__Task to carry out__. Copy out each line in the material below that has the word "znení".

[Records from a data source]
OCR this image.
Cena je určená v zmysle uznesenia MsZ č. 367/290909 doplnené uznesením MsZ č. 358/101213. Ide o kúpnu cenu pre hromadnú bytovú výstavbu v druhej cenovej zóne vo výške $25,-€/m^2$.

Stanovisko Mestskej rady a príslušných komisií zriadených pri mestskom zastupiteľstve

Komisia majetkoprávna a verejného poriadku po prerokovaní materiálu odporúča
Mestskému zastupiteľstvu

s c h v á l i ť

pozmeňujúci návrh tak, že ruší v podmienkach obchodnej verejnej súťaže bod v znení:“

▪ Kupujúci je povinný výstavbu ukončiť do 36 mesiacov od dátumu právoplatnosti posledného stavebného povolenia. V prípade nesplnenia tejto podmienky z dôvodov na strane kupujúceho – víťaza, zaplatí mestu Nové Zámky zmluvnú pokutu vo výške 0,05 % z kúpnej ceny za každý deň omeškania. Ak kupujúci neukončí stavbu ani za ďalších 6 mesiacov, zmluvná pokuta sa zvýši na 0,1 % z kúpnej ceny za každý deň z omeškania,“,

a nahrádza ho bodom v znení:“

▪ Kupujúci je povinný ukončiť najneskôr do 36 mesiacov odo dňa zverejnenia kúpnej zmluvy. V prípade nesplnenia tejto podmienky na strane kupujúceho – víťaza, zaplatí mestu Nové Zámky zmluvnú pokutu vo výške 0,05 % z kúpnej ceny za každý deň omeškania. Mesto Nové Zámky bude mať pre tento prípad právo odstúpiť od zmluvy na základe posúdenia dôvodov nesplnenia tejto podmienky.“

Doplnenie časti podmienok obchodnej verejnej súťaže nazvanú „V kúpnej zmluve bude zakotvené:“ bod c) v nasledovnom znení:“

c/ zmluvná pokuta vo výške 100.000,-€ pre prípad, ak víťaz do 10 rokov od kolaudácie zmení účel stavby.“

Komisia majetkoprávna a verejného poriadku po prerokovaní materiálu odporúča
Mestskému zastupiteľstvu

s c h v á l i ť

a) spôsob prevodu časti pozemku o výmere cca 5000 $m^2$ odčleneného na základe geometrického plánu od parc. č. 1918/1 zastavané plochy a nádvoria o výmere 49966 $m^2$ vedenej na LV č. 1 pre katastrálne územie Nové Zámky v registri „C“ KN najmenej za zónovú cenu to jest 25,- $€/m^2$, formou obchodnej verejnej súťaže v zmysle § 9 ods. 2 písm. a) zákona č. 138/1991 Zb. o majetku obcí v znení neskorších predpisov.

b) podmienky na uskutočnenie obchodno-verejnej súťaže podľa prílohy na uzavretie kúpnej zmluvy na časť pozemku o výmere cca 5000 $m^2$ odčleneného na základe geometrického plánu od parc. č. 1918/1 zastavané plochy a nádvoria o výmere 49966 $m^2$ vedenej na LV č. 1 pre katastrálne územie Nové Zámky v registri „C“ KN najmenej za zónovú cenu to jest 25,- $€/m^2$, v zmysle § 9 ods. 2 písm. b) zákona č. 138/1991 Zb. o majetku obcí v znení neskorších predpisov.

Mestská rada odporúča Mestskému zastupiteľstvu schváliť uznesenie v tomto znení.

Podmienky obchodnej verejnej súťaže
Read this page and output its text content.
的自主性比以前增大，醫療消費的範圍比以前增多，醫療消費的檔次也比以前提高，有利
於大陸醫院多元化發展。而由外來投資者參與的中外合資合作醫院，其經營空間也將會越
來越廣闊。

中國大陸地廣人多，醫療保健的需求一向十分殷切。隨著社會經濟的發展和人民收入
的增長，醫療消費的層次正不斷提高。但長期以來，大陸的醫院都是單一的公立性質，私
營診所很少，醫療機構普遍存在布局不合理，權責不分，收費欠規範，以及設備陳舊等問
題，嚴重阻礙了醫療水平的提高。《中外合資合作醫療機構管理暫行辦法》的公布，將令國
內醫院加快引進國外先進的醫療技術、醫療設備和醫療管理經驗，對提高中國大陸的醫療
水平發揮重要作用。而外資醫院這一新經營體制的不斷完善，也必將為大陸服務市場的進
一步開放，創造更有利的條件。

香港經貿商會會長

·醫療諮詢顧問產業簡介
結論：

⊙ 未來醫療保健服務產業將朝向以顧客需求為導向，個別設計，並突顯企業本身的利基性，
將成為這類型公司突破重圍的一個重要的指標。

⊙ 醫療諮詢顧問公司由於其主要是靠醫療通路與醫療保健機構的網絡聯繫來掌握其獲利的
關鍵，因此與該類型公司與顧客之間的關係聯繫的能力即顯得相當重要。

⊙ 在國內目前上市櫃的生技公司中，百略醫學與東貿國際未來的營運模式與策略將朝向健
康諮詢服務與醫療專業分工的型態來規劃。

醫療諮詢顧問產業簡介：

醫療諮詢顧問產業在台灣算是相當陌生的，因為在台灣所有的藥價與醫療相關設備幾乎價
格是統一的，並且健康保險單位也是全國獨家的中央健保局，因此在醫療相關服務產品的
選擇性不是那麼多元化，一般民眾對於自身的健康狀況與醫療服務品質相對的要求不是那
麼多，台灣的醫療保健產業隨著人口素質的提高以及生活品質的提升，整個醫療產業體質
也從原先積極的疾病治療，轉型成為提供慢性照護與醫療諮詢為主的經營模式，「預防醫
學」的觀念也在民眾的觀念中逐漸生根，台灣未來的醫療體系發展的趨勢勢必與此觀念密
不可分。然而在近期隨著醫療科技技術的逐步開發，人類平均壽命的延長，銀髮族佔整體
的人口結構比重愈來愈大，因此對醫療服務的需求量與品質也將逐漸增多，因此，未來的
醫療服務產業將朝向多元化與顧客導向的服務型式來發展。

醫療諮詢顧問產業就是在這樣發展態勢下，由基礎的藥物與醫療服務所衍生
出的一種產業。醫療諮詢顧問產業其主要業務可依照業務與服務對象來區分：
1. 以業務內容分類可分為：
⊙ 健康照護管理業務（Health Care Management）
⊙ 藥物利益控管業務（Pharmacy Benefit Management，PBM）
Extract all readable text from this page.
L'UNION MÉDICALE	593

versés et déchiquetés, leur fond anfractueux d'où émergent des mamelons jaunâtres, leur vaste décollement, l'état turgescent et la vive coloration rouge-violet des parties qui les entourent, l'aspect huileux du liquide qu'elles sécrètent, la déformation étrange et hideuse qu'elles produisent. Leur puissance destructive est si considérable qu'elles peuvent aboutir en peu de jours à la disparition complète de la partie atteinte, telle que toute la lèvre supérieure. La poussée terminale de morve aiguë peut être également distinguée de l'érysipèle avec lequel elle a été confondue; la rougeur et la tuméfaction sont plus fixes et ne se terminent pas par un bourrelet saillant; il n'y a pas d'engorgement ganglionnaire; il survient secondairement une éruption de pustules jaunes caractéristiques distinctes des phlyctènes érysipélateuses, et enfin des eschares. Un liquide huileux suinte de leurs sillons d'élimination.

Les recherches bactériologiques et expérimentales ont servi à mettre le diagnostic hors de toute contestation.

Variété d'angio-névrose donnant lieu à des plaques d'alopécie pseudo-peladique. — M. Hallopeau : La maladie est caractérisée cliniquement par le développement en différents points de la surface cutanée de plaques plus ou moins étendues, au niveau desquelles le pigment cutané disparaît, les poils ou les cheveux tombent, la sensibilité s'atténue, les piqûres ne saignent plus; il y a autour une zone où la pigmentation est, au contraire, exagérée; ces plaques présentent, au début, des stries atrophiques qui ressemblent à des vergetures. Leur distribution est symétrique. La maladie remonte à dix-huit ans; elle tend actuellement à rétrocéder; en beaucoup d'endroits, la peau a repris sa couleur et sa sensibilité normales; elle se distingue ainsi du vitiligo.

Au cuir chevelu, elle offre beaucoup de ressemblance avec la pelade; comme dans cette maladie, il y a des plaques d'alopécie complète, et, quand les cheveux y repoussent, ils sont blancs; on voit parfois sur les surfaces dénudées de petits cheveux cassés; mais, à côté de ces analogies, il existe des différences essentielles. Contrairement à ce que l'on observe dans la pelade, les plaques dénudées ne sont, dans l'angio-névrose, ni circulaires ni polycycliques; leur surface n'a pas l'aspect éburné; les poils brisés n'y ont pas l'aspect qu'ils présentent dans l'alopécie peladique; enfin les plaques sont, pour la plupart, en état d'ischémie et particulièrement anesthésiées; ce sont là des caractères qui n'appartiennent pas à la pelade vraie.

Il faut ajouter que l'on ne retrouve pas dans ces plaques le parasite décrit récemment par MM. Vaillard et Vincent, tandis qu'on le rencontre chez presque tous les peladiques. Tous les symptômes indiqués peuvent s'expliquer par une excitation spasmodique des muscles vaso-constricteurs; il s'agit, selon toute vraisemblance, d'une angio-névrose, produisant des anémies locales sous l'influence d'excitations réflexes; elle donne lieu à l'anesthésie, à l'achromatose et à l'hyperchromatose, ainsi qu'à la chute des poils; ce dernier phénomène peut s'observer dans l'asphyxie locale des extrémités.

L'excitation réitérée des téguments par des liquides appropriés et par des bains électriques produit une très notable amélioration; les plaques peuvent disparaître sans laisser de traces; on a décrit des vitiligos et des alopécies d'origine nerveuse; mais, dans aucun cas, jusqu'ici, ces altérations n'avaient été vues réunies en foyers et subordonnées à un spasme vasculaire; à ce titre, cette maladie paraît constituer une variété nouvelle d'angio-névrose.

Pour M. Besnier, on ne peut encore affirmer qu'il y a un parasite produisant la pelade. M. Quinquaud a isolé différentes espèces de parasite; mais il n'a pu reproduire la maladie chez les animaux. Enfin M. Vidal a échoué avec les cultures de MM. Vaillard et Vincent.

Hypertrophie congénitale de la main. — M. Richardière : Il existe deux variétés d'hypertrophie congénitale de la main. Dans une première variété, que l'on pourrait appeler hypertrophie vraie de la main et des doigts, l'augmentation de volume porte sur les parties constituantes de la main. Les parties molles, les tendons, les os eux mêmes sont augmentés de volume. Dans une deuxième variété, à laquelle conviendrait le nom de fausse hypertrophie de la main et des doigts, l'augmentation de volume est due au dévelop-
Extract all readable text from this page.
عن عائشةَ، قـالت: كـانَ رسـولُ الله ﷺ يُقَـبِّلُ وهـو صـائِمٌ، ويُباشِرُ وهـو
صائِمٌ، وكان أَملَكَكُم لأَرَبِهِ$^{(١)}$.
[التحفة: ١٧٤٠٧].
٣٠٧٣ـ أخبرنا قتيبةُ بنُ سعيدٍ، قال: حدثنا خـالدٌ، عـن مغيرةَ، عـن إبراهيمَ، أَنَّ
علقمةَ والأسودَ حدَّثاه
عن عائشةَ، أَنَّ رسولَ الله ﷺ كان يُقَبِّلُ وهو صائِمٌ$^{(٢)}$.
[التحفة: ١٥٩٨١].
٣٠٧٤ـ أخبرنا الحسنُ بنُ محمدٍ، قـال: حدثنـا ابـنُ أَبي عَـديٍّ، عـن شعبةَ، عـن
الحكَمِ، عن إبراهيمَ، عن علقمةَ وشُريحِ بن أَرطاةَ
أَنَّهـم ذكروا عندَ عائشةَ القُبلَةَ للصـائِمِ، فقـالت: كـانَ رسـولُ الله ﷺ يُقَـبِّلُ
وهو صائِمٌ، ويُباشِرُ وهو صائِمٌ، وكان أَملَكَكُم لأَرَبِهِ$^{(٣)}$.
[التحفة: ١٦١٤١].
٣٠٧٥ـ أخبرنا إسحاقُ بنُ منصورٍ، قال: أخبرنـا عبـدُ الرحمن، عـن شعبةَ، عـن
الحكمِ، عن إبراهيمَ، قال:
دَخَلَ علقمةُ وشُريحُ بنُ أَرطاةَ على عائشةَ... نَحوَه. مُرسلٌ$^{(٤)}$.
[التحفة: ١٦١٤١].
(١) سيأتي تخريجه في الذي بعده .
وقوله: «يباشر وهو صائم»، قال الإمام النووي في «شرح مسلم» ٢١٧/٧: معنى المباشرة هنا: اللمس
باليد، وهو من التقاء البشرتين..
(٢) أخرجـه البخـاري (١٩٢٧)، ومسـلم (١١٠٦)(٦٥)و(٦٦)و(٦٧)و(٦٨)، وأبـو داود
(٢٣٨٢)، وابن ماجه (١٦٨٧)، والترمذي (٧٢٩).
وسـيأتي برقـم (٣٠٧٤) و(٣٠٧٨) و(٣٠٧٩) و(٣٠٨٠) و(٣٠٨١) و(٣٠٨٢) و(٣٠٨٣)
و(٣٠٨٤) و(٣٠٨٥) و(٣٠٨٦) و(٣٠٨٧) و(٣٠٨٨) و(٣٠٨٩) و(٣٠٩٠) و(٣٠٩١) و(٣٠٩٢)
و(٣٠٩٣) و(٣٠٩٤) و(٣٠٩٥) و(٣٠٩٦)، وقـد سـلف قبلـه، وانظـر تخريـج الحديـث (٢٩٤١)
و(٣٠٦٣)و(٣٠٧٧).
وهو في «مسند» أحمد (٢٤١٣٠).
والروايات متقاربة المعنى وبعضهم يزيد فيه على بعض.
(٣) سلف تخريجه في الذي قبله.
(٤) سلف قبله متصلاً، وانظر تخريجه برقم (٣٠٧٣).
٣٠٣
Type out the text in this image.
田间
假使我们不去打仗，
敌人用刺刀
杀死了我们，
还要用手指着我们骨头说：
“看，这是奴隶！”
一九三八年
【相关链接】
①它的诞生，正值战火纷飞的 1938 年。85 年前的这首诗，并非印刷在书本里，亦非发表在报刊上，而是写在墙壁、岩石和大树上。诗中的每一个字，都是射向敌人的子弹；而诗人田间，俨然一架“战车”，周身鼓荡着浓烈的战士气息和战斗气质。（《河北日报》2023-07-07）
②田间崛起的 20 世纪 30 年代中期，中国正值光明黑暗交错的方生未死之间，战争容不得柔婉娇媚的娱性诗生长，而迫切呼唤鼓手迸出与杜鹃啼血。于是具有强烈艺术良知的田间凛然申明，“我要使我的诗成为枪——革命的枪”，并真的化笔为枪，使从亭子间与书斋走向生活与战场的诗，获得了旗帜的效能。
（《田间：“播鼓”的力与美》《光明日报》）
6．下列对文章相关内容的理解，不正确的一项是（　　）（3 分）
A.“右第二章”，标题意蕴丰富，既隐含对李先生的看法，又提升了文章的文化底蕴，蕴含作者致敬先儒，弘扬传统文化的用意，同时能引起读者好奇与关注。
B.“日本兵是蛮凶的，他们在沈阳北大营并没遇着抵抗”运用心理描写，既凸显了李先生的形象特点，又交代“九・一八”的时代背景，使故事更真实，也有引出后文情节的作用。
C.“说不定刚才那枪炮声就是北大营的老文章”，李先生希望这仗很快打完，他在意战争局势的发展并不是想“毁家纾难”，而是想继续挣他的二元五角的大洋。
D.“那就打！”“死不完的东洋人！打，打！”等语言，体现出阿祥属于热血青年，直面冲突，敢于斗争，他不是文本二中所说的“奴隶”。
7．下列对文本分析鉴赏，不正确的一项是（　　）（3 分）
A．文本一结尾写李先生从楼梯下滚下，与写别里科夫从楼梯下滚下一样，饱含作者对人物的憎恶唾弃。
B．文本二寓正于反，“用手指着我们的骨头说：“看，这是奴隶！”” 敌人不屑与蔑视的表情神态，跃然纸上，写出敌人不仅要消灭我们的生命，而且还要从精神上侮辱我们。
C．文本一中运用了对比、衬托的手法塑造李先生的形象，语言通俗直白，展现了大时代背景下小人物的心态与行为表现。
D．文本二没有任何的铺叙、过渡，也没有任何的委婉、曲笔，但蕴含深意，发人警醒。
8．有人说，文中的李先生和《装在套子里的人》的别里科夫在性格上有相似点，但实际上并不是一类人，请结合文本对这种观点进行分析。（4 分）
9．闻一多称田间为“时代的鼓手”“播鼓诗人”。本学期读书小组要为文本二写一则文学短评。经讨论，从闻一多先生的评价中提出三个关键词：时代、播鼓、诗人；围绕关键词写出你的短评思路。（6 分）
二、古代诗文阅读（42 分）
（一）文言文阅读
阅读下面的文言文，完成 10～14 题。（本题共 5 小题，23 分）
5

__Full output__.
pozmeňujúci návrh tak, že ruší v podmienkach obchodnej verejnej súťaže bod v znení:“
a nahrádza ho bodom v znení:“
Doplnenie časti podmienok obchodnej verejnej súťaže nazvanú „V kúpnej zmluve bude zakotvené:“ bod c) v nasledovnom znení:“
a) spôsob prevodu časti pozemku o výmere cca 5000 $m^2$ odčleneného na základe geometrického plánu od parc. č. 1918/1 zastavané plochy a nádvoria o výmere 49966 $m^2$ vedenej na LV č. 1 pre katastrálne územie Nové Zámky v registri „C“ KN najmenej za zónovú cenu to jest 25,- $€/m^2$, formou obchodnej verejnej súťaže v zmysle § 9 ods. 2 písm. a) zákona č. 138/1991 Zb. o majetku obcí v znení neskorších predpisov.
b) podmienky na uskutočnenie obchodno-verejnej súťaže podľa prílohy na uzavretie kúpnej zmluvy na časť pozemku o výmere cca 5000 $m^2$ odčleneného na základe geometrického plánu od parc. č. 1918/1 zastavané plochy a nádvoria o výmere 49966 $m^2$ vedenej na LV č. 1 pre katastrálne územie Nové Zámky v registri „C“ KN najmenej za zónovú cenu to jest 25,- $€/m^2$, v zmysle § 9 ods. 2 písm. b) zákona č. 138/1991 Zb. o majetku obcí v znení neskorších predpisov.
Mestská rada odporúča Mestskému zastupiteľstvu schváliť uznesenie v tomto znení.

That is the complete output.